::: Recorded information :::

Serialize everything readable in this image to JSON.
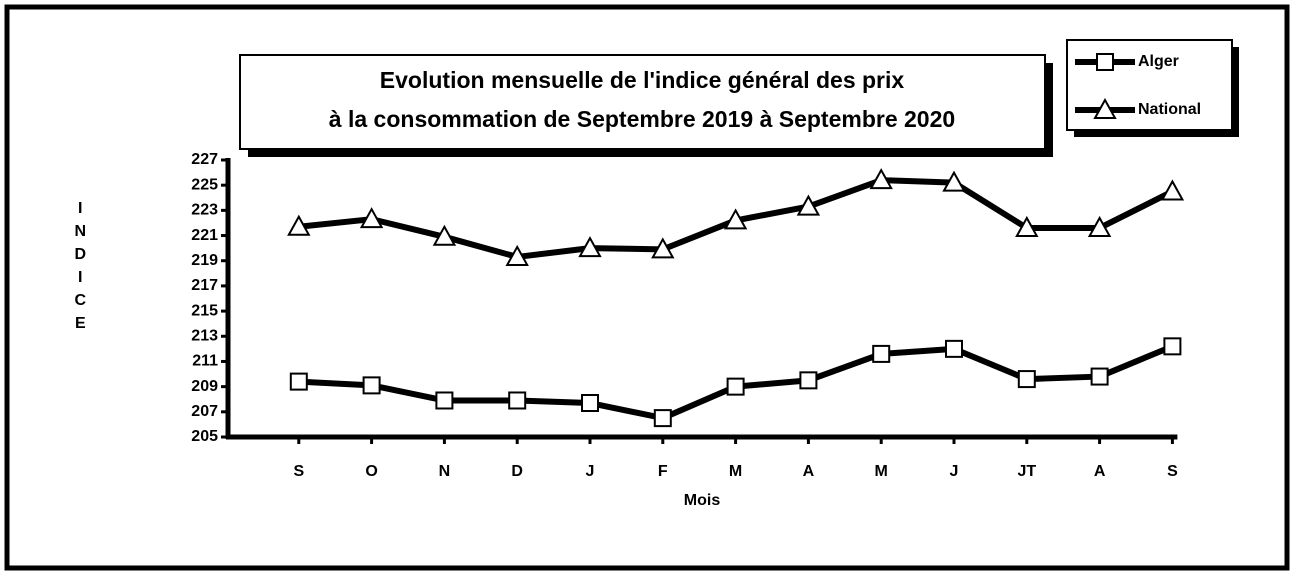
{
  "chart_data": {
    "type": "line",
    "title": [
      "Evolution mensuelle de l'indice général des  prix",
      "à la consommation de Septembre 2019 à Septembre 2020"
    ],
    "xlabel": "Mois",
    "ylabel": "INDICE",
    "categories": [
      "S",
      "O",
      "N",
      "D",
      "J",
      "F",
      "M",
      "A",
      "M",
      "J",
      "JT",
      "A",
      "S"
    ],
    "series": [
      {
        "name": "Alger",
        "color": "#000000",
        "marker": "square",
        "values": [
          209.4,
          209.1,
          207.9,
          207.9,
          207.7,
          206.5,
          209.0,
          209.5,
          211.6,
          212.0,
          209.6,
          209.8,
          212.2
        ]
      },
      {
        "name": "National",
        "color": "#000000",
        "marker": "triangle",
        "values": [
          221.7,
          222.3,
          220.9,
          219.3,
          220.0,
          219.9,
          222.2,
          223.3,
          225.4,
          225.2,
          221.6,
          221.6,
          224.5
        ]
      }
    ],
    "ylim": [
      205,
      227
    ],
    "yticks": [
      205,
      207,
      209,
      211,
      213,
      215,
      217,
      219,
      221,
      223,
      225,
      227
    ],
    "legend": "top right",
    "grid": false
  }
}
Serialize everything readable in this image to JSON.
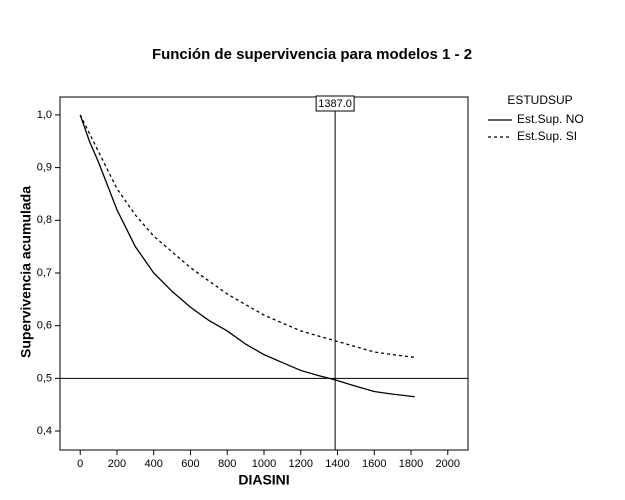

:::

Exercise goal - Transcribe every entry word for word, but skip the pictures.

Answer to this task -
Serialize everything readable in this image to JSON.
{
  "chart_data": {
    "type": "line",
    "title": [
      "Evolution mensuelle de l'indice général des  prix",
      "à la consommation de Septembre 2019 à Septembre 2020"
    ],
    "xlabel": "Mois",
    "ylabel": "INDICE",
    "categories": [
      "S",
      "O",
      "N",
      "D",
      "J",
      "F",
      "M",
      "A",
      "M",
      "J",
      "JT",
      "A",
      "S"
    ],
    "series": [
      {
        "name": "Alger",
        "color": "#000000",
        "marker": "square",
        "values": [
          209.4,
          209.1,
          207.9,
          207.9,
          207.7,
          206.5,
          209.0,
          209.5,
          211.6,
          212.0,
          209.6,
          209.8,
          212.2
        ]
      },
      {
        "name": "National",
        "color": "#000000",
        "marker": "triangle",
        "values": [
          221.7,
          222.3,
          220.9,
          219.3,
          220.0,
          219.9,
          222.2,
          223.3,
          225.4,
          225.2,
          221.6,
          221.6,
          224.5
        ]
      }
    ],
    "ylim": [
      205,
      227
    ],
    "yticks": [
      205,
      207,
      209,
      211,
      213,
      215,
      217,
      219,
      221,
      223,
      225,
      227
    ],
    "legend": "top right",
    "grid": false
  }
}
Serialize everything readable in this image to JSON.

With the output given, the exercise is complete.